=== TASK DETAILS ===
Identify all lines of the data containing the string "Becoming" and copy them.

Stored data
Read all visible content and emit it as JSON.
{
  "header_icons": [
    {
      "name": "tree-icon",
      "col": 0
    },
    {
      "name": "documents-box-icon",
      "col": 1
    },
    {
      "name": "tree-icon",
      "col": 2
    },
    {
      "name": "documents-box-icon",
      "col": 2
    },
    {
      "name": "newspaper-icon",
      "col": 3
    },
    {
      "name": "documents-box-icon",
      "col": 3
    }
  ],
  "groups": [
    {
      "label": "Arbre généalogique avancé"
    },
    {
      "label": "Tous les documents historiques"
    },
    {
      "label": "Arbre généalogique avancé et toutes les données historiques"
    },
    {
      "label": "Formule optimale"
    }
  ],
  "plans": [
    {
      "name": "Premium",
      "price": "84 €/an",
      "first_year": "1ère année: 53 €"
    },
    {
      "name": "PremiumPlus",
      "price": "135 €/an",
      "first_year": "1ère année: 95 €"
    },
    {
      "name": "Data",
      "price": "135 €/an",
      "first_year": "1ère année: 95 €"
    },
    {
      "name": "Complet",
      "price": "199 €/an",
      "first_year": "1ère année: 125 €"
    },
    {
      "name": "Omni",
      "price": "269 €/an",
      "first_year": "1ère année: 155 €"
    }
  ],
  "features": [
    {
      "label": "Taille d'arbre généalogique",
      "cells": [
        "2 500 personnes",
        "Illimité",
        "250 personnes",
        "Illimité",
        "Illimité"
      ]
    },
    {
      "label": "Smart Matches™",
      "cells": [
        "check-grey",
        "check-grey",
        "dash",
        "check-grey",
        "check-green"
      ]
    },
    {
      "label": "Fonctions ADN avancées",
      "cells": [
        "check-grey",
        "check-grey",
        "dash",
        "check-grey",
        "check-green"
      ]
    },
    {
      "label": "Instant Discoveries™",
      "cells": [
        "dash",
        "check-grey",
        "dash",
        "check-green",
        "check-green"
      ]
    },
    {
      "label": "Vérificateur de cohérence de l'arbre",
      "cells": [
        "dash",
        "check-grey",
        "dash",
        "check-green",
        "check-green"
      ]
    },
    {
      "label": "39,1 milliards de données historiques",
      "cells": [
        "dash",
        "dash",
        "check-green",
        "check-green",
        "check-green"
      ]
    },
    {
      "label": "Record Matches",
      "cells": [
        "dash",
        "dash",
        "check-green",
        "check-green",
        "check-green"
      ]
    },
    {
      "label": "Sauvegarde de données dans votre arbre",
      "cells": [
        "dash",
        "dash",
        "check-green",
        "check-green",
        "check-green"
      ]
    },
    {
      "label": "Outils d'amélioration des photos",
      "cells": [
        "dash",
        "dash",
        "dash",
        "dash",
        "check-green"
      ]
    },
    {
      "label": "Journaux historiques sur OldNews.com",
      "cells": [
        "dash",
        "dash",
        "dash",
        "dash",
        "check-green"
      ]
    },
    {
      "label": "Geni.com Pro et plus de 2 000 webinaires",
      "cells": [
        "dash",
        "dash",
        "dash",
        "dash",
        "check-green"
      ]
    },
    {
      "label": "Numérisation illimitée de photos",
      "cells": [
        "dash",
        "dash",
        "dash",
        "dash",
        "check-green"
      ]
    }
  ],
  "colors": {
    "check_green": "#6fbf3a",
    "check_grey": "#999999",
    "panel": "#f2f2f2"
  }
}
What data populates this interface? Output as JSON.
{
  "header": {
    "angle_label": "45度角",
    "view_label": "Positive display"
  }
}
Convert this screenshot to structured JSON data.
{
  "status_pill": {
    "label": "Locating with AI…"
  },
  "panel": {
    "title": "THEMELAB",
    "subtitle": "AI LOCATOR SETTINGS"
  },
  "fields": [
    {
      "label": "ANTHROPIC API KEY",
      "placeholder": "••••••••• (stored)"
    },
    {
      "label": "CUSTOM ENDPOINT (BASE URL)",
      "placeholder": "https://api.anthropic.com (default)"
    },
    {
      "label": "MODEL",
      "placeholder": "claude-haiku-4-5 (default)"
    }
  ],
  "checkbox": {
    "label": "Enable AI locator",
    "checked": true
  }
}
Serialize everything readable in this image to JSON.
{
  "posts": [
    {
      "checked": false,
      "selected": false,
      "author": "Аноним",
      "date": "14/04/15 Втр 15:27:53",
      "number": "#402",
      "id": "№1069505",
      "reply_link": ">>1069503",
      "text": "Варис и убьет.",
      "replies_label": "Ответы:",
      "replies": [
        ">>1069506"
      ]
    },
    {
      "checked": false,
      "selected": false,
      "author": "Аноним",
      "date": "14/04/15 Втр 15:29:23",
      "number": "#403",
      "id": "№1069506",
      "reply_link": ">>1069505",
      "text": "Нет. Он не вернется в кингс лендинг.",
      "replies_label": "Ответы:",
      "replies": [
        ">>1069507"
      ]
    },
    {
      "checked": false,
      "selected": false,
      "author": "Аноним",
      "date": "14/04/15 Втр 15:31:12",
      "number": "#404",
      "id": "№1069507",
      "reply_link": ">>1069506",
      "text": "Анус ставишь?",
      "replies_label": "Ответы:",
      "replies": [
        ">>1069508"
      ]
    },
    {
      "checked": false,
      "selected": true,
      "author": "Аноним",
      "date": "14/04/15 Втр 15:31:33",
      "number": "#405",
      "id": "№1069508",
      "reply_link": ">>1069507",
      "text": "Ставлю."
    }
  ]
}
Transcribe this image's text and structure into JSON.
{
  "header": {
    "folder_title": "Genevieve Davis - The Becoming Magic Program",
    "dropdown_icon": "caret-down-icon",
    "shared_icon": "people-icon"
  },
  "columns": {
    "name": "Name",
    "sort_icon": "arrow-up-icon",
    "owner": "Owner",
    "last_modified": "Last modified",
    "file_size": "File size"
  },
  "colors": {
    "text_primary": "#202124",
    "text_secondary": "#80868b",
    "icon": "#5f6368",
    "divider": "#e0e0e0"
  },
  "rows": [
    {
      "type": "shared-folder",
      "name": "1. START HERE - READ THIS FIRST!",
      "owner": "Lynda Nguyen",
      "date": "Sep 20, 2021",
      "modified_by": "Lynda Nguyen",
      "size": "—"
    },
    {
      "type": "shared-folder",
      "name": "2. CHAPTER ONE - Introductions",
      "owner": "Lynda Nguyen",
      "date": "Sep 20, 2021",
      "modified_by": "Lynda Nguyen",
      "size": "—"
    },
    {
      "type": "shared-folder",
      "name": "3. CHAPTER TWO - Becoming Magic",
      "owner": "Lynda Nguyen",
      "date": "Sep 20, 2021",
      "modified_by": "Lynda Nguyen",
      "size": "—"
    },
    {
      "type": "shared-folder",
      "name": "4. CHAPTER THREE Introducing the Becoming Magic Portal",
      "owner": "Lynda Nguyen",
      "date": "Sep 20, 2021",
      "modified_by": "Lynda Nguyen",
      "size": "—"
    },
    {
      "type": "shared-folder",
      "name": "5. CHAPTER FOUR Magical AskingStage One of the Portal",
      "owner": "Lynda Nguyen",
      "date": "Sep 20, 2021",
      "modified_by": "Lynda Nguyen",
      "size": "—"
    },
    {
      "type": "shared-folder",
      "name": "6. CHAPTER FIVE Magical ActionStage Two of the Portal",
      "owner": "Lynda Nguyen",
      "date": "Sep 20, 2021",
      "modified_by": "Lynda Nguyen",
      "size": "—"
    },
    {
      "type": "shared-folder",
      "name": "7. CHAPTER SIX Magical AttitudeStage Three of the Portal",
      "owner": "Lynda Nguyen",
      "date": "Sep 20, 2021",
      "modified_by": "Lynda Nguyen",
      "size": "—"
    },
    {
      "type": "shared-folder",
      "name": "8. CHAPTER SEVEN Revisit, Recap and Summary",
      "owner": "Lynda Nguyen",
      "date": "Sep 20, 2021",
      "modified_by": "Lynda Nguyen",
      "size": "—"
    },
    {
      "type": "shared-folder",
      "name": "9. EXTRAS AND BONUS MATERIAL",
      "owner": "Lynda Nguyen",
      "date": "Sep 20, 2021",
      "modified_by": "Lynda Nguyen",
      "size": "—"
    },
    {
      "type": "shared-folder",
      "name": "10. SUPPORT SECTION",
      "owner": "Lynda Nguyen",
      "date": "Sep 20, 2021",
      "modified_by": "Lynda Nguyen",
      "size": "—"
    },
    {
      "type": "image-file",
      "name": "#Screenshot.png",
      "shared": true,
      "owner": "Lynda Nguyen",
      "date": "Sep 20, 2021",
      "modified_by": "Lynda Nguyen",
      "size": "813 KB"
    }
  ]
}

=== FINISHED ANSWER ===
    "folder_title": "Genevieve Davis - The Becoming Magic Program",
      "name": "3. CHAPTER TWO - Becoming Magic",
      "name": "4. CHAPTER THREE Introducing the Becoming Magic Portal",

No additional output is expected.